_Exercise objective_
Reproduce all of the records exactly.

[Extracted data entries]
··········

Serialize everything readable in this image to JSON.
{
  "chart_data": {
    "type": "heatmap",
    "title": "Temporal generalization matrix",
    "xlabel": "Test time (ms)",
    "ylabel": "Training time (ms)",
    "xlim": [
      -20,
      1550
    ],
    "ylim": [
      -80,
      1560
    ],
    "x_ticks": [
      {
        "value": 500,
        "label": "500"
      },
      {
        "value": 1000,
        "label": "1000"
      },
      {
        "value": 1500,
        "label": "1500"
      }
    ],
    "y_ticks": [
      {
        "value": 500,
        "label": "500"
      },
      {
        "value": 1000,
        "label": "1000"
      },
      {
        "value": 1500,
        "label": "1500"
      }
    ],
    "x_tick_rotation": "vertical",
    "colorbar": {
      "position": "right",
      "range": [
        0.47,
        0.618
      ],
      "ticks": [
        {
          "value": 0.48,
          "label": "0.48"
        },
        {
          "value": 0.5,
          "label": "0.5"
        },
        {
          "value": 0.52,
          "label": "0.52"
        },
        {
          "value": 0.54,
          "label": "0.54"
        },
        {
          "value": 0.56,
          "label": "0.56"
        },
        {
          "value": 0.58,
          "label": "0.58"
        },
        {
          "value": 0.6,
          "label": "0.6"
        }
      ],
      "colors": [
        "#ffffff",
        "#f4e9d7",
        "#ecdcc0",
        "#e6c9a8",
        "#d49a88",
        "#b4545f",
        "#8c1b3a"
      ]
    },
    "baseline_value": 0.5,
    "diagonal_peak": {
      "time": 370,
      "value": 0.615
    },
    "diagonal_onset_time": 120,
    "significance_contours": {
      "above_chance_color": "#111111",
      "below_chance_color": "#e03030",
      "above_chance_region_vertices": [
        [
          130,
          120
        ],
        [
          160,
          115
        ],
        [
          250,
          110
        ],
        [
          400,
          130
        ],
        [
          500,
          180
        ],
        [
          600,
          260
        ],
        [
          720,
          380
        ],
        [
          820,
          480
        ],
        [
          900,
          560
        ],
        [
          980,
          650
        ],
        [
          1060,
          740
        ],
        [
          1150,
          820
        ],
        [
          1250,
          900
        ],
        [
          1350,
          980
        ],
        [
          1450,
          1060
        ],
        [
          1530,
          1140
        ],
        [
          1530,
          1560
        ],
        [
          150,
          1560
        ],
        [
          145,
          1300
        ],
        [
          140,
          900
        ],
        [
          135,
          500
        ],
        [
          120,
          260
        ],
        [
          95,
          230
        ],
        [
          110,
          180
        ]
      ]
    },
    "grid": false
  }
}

··········

_Solution to the exercise_
Serialize everything readable in this image to JSON.
{
  "chart_data": {
    "type": "heatmap",
    "title": "Temporal generalization matrix",
    "xlabel": "Test time (ms)",
    "ylabel": "Training time (ms)",
    "xlim": [
      -20,
      1550
    ],
    "ylim": [
      -80,
      1560
    ],
    "x_ticks": [
      {
        "value": 500,
        "label": "500"
      },
      {
        "value": 1000,
        "label": "1000"
      },
      {
        "value": 1500,
        "label": "1500"
      }
    ],
    "y_ticks": [
      {
        "value": 500,
        "label": "500"
      },
      {
        "value": 1000,
        "label": "1000"
      },
      {
        "value": 1500,
        "label": "1500"
      }
    ],
    "x_tick_rotation": "vertical",
    "colorbar": {
      "position": "right",
      "range": [
        0.47,
        0.618
      ],
      "ticks": [
        {
          "value": 0.48,
          "label": "0.48"
        },
        {
          "value": 0.5,
          "label": "0.5"
        },
        {
          "value": 0.52,
          "label": "0.52"
        },
        {
          "value": 0.54,
          "label": "0.54"
        },
        {
          "value": 0.56,
          "label": "0.56"
        },
        {
          "value": 0.58,
          "label": "0.58"
        },
        {
          "value": 0.6,
          "label": "0.6"
        }
      ],
      "colors": [
        "#ffffff",
        "#f4e9d7",
        "#ecdcc0",
        "#e6c9a8",
        "#d49a88",
        "#b4545f",
        "#8c1b3a"
      ]
    },
    "baseline_value": 0.5,
    "diagonal_peak": {
      "time": 370,
      "value": 0.615
    },
    "diagonal_onset_time": 120,
    "significance_contours": {
      "above_chance_color": "#111111",
      "below_chance_color": "#e03030",
      "above_chance_region_vertices": [
        [
          130,
          120
        ],
        [
          160,
          115
        ],
        [
          250,
          110
        ],
        [
          400,
          130
        ],
        [
          500,
          180
        ],
        [
          600,
          260
        ],
        [
          720,
          380
        ],
        [
          820,
          480
        ],
        [
          900,
          560
        ],
        [
          980,
          650
        ],
        [
          1060,
          740
        ],
        [
          1150,
          820
        ],
        [
          1250,
          900
        ],
        [
          1350,
          980
        ],
        [
          1450,
          1060
        ],
        [
          1530,
          1140
        ],
        [
          1530,
          1560
        ],
        [
          150,
          1560
        ],
        [
          145,
          1300
        ],
        [
          140,
          900
        ],
        [
          135,
          500
        ],
        [
          120,
          260
        ],
        [
          95,
          230
        ],
        [
          110,
          180
        ]
      ]
    },
    "grid": false
  }
}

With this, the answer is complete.